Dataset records
****
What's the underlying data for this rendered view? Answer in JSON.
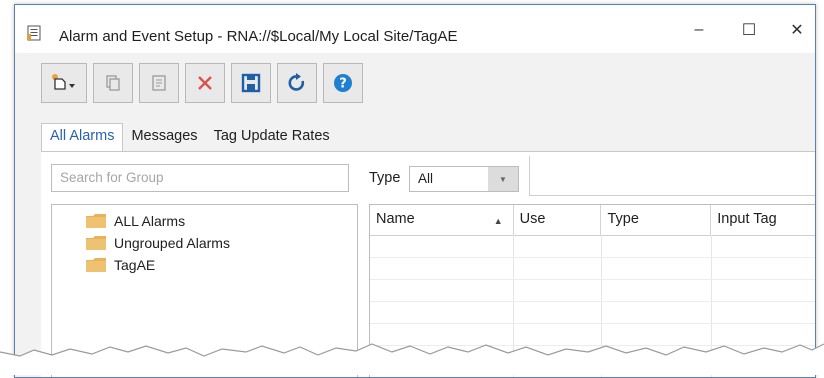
{
  "window": {
    "title": "Alarm and Event Setup - RNA://$Local/My Local Site/TagAE",
    "controls": {
      "minimize": "–",
      "maximize": "☐",
      "close": "✕"
    }
  },
  "toolbar": {
    "buttons": [
      {
        "icon": "new-dropdown-icon"
      },
      {
        "icon": "copy-icon"
      },
      {
        "icon": "properties-icon"
      },
      {
        "icon": "delete-icon"
      },
      {
        "icon": "save-icon"
      },
      {
        "icon": "refresh-icon"
      },
      {
        "icon": "help-icon"
      }
    ]
  },
  "tabs": [
    {
      "label": "All Alarms",
      "active": true
    },
    {
      "label": "Messages",
      "active": false
    },
    {
      "label": "Tag Update Rates",
      "active": false
    }
  ],
  "search": {
    "placeholder": "Search for Group"
  },
  "type_filter": {
    "label": "Type",
    "value": "All"
  },
  "tree": {
    "items": [
      {
        "label": "ALL Alarms",
        "icon": "folder-icon"
      },
      {
        "label": "Ungrouped Alarms",
        "icon": "folder-icon"
      },
      {
        "label": "TagAE",
        "icon": "folder-icon"
      }
    ]
  },
  "grid": {
    "columns": [
      "Name",
      "Use",
      "Type",
      "Input Tag"
    ],
    "sorted_column": "Name",
    "sort_direction": "ascending"
  },
  "colors": {
    "accent": "#2a62b0",
    "folder": "#e8b25a",
    "delete_red": "#d9534f",
    "toolbar_blue": "#1f5fa8"
  }
}
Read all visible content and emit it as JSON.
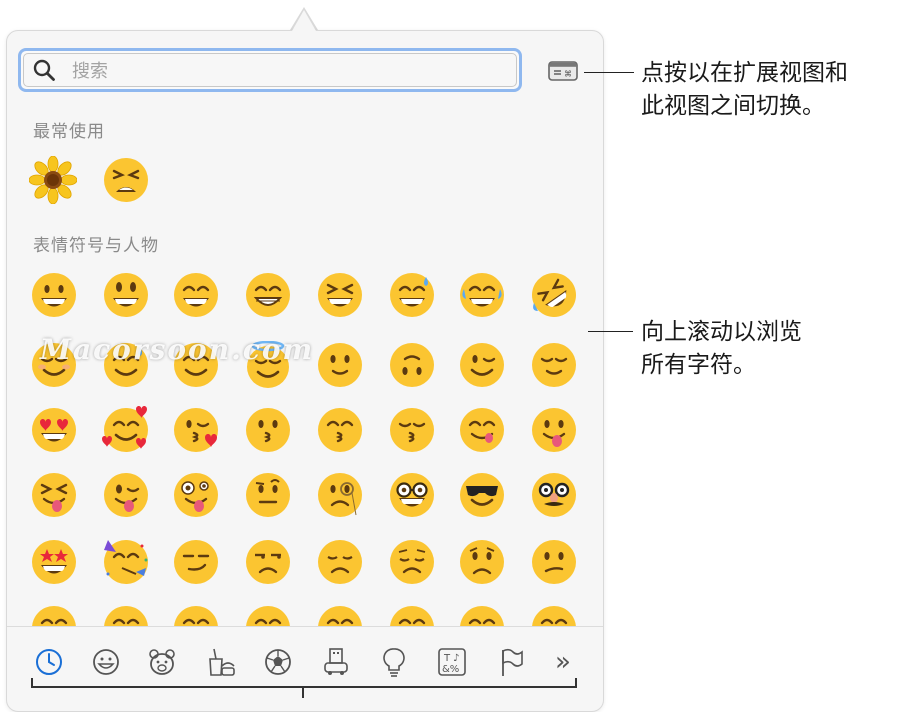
{
  "search": {
    "placeholder": "搜索"
  },
  "sections": {
    "recent": "最常使用",
    "smileys": "表情符号与人物"
  },
  "callouts": {
    "toggle_view": "点按以在扩展视图和\n此视图之间切换。",
    "scroll": "向上滚动以浏览\n所有字符。"
  },
  "watermark": "Macorsoon.com",
  "recent_emojis": [
    "sunflower",
    "tired-face"
  ],
  "emoji_rows": [
    [
      "grinning-face",
      "grinning-face-big-eyes",
      "grinning-face-smiling-eyes",
      "beaming-face",
      "squinting-face",
      "grinning-face-sweat",
      "face-tears-of-joy",
      "rolling-on-floor-laughing"
    ],
    [
      "smiling-face",
      "smiling-face-sweat",
      "smiling-face-smiling-eyes",
      "smiling-face-halo",
      "slightly-smiling-face",
      "upside-down-face",
      "winking-face",
      "relieved-face"
    ],
    [
      "heart-eyes",
      "smiling-face-hearts",
      "face-blowing-kiss",
      "kissing-face",
      "kissing-face-smiling-eyes",
      "kissing-face-closed-eyes",
      "face-savoring-food",
      "face-with-tongue"
    ],
    [
      "squinting-face-tongue",
      "winking-face-tongue",
      "zany-face",
      "face-raised-eyebrow",
      "face-with-monocle",
      "nerd-face",
      "smiling-face-sunglasses",
      "disguised-face"
    ],
    [
      "star-struck",
      "partying-face",
      "smirking-face",
      "unamused-face",
      "disappointed-face",
      "pensive-face",
      "worried-face",
      "confused-face"
    ]
  ],
  "categories": [
    {
      "name": "recent-clock-icon",
      "selected": true
    },
    {
      "name": "smiley-icon"
    },
    {
      "name": "animal-icon"
    },
    {
      "name": "food-icon"
    },
    {
      "name": "activity-icon"
    },
    {
      "name": "travel-icon"
    },
    {
      "name": "objects-icon"
    },
    {
      "name": "symbols-icon"
    },
    {
      "name": "flag-icon"
    }
  ],
  "more_label": "»",
  "colors": {
    "accent": "#1a6fd6",
    "emoji_yellow": "#fbc531",
    "search_focus": "#8fb8ef"
  }
}
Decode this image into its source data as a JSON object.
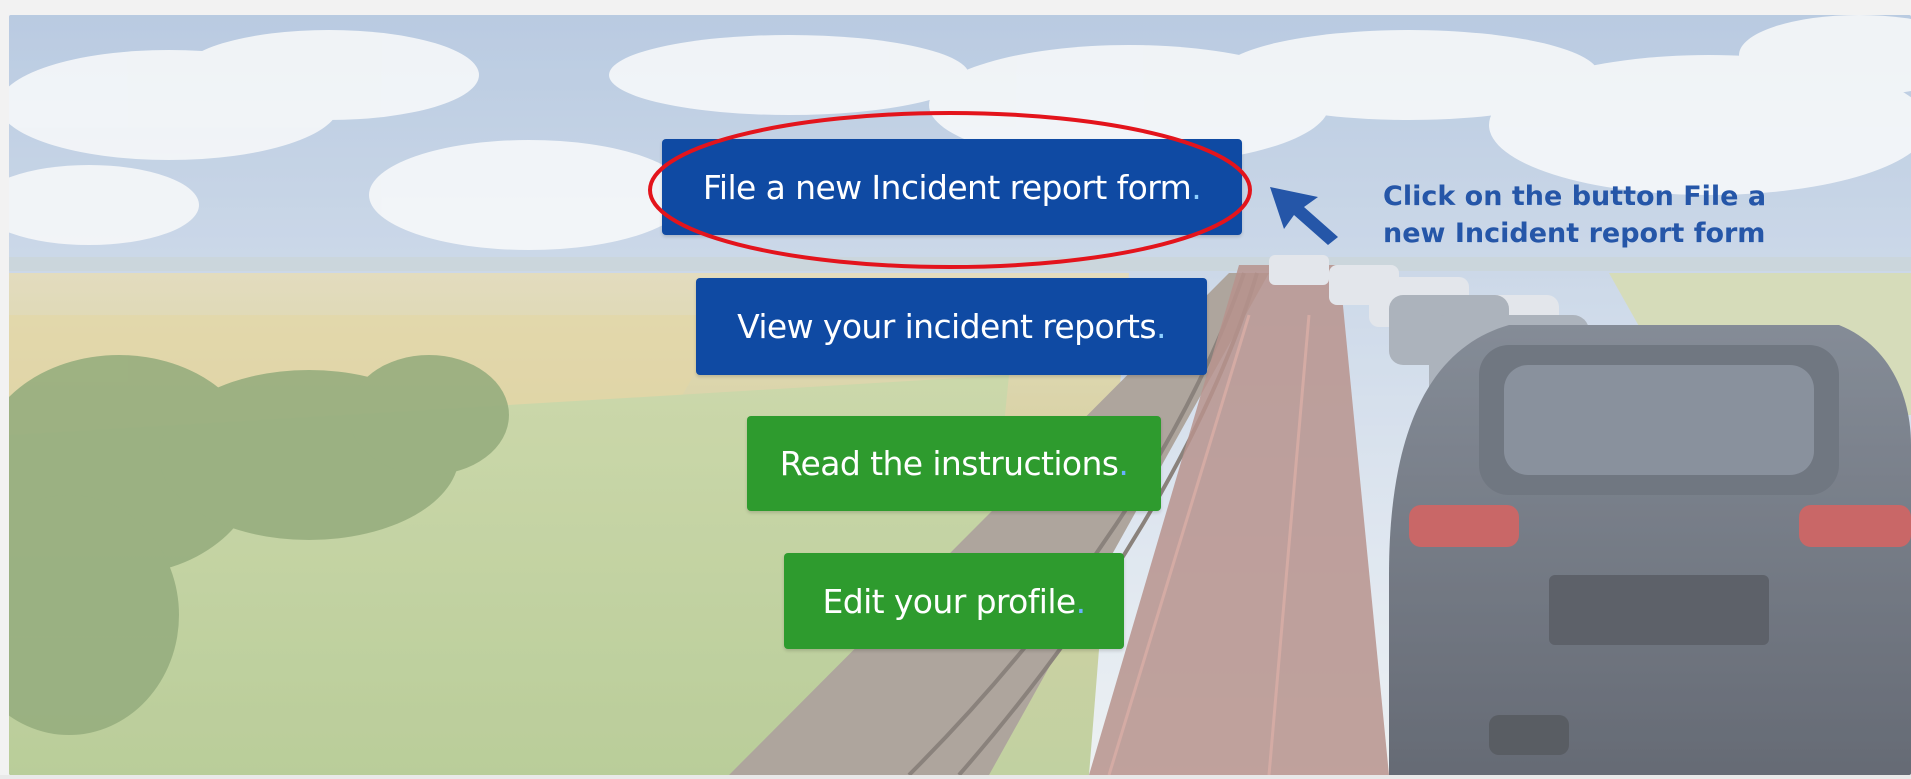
{
  "buttons": {
    "file_new": {
      "label": "File a new Incident report form",
      "dot": "."
    },
    "view_reports": {
      "label": "View your incident reports",
      "dot": "."
    },
    "read_instructions": {
      "label": "Read the instructions",
      "dot": "."
    },
    "edit_profile": {
      "label": "Edit your profile",
      "dot": "."
    }
  },
  "annotation": {
    "line1": "Click on the button File a",
    "line2": "new Incident report form",
    "highlight_color": "#e3141c",
    "arrow_color": "#2556a8"
  },
  "colors": {
    "primary_blue": "#0f4aa3",
    "primary_green": "#2e9b2e"
  },
  "hero": {
    "scene": "landscape-car-train-photo"
  }
}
****
Show every line that contains the word "tongue".

### Result below
      "face-with-tongue"
      "squinting-face-tongue",
      "winking-face-tongue",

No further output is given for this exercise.